* **Stored data**:
═══

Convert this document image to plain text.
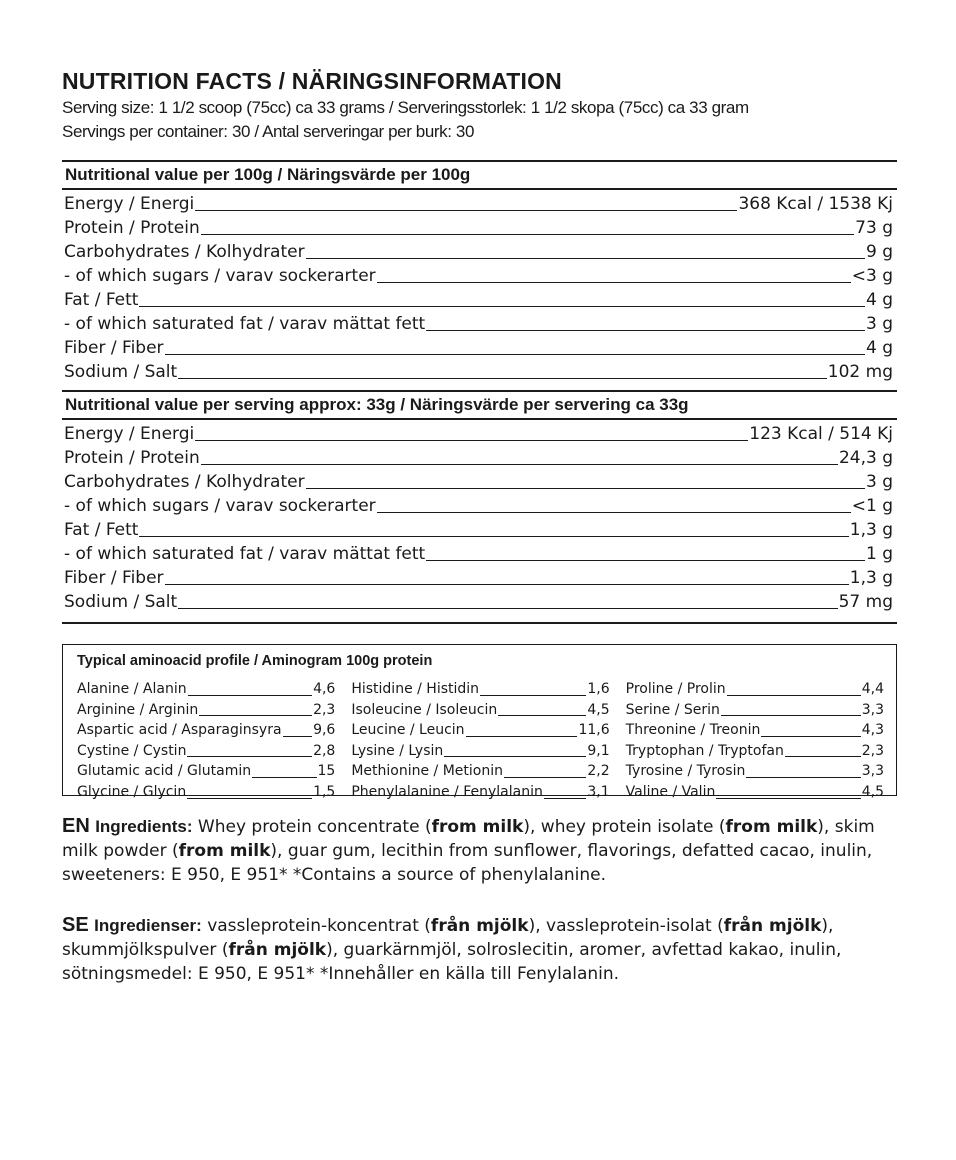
NUTRITION FACTS / NÄRINGSINFORMATION
Serving size: 1 1/2 scoop (75cc) ca 33 grams / Serveringsstorlek: 1 1/2 skopa (75cc) ca 33 gram
Servings per container: 30 / Antal serveringar per burk: 30
Nutritional value per 100g / Näringsvärde per 100g
Energy / Energi	368 Kcal / 1538 Kj
Protein / Protein	73 g
Carbohydrates / Kolhydrater	9 g
- of which sugars / varav sockerarter	<3 g
Fat / Fett	4 g
- of which saturated fat / varav mättat fett	3 g
Fiber / Fiber	4 g
Sodium / Salt	102 mg
Nutritional value per serving approx: 33g / Näringsvärde per servering ca 33g
Energy / Energi	123 Kcal / 514 Kj
Protein / Protein	24,3 g
Carbohydrates / Kolhydrater	3 g
- of which sugars / varav sockerarter	<1 g
Fat / Fett	1,3 g
- of which saturated fat / varav mättat fett	1 g
Fiber / Fiber	1,3 g
Sodium / Salt	57 mg
Typical aminoacid profile / Aminogram 100g protein
Alanine / Alanin	4,6
Arginine / Arginin	2,3
Aspartic acid / Asparaginsyra 9,6
Cystine / Cystin	2,8
Glutamic acid / Glutamin	15
Glycine / Glycin	1,5
Histidine / Histidin	1,6
Isoleucine / Isoleucin	4,5
Leucine / Leucin	11,6
Lysine / Lysin	9,1
Methionine / Metionin	2,2
Phenylalanine / Fenylalanin	3,1
Proline / Prolin	4,4
Serine / Serin	3,3
Threonine / Treonin	4,3
Tryptophan / Tryptofan	2,3
Tyrosine / Tyrosin	3,3
Valine / Valin	4,5
EN Ingredients: Whey protein concentrate (from milk), whey protein isolate (from milk), skim milk powder (from milk), guar gum, lecithin from sunflower, flavorings, defatted cacao, inulin, sweeteners: E 950, E 951* *Contains a source of phenylalanine.
SE Ingredienser: vassleprotein-koncentrat (från mjölk), vassleprotein-isolat (från mjölk), skummjölkspulver (från mjölk), guarkärnmjöl, solroslecitin, aromer, avfettad kakao, inulin, sötningsmedel: E 950, E 951* *Innehåller en källa till Fenylalanin.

═══

* **REQUIREMENT**:
Leave the images out and give the rest of the data again exactly.

* **WRITTEN SOLUTION**:
Convert this document image to plain text.
NUTRITION FACTS / NÄRINGSINFORMATION
Serving size: 1 1/2 scoop (75cc) ca 33 grams / Serveringsstorlek: 1 1/2 skopa (75cc) ca 33 gram
Servings per container: 30 / Antal serveringar per burk: 30
Nutritional value per 100g / Näringsvärde per 100g
Energy / Energi	368 Kcal / 1538 Kj
Protein / Protein	73 g
Carbohydrates / Kolhydrater	9 g
- of which sugars / varav sockerarter	<3 g
Fat / Fett	4 g
- of which saturated fat / varav mättat fett	3 g
Fiber / Fiber	4 g
Sodium / Salt	102 mg
Nutritional value per serving approx: 33g / Näringsvärde per servering ca 33g
Energy / Energi	123 Kcal / 514 Kj
Protein / Protein	24,3 g
Carbohydrates / Kolhydrater	3 g
- of which sugars / varav sockerarter	<1 g
Fat / Fett	1,3 g
- of which saturated fat / varav mättat fett	1 g
Fiber / Fiber	1,3 g
Sodium / Salt	57 mg
Typical aminoacid profile / Aminogram 100g protein
Alanine / Alanin	4,6
Arginine / Arginin	2,3
Aspartic acid / Asparaginsyra 9,6
Cystine / Cystin	2,8
Glutamic acid / Glutamin	15
Glycine / Glycin	1,5
Histidine / Histidin	1,6
Isoleucine / Isoleucin	4,5
Leucine / Leucin	11,6
Lysine / Lysin	9,1
Methionine / Metionin	2,2
Phenylalanine / Fenylalanin	3,1
Proline / Prolin	4,4
Serine / Serin	3,3
Threonine / Treonin	4,3
Tryptophan / Tryptofan	2,3
Tyrosine / Tyrosin	3,3
Valine / Valin	4,5
EN Ingredients: Whey protein concentrate (from milk), whey protein isolate (from milk), skim milk powder (from milk), guar gum, lecithin from sunflower, flavorings, defatted cacao, inulin, sweeteners: E 950, E 951* *Contains a source of phenylalanine.
SE Ingredienser: vassleprotein-koncentrat (från mjölk), vassleprotein-isolat (från mjölk), skummjölkspulver (från mjölk), guarkärnmjöl, solroslecitin, aromer, avfettad kakao, inulin, sötningsmedel: E 950, E 951* *Innehåller en källa till Fenylalanin.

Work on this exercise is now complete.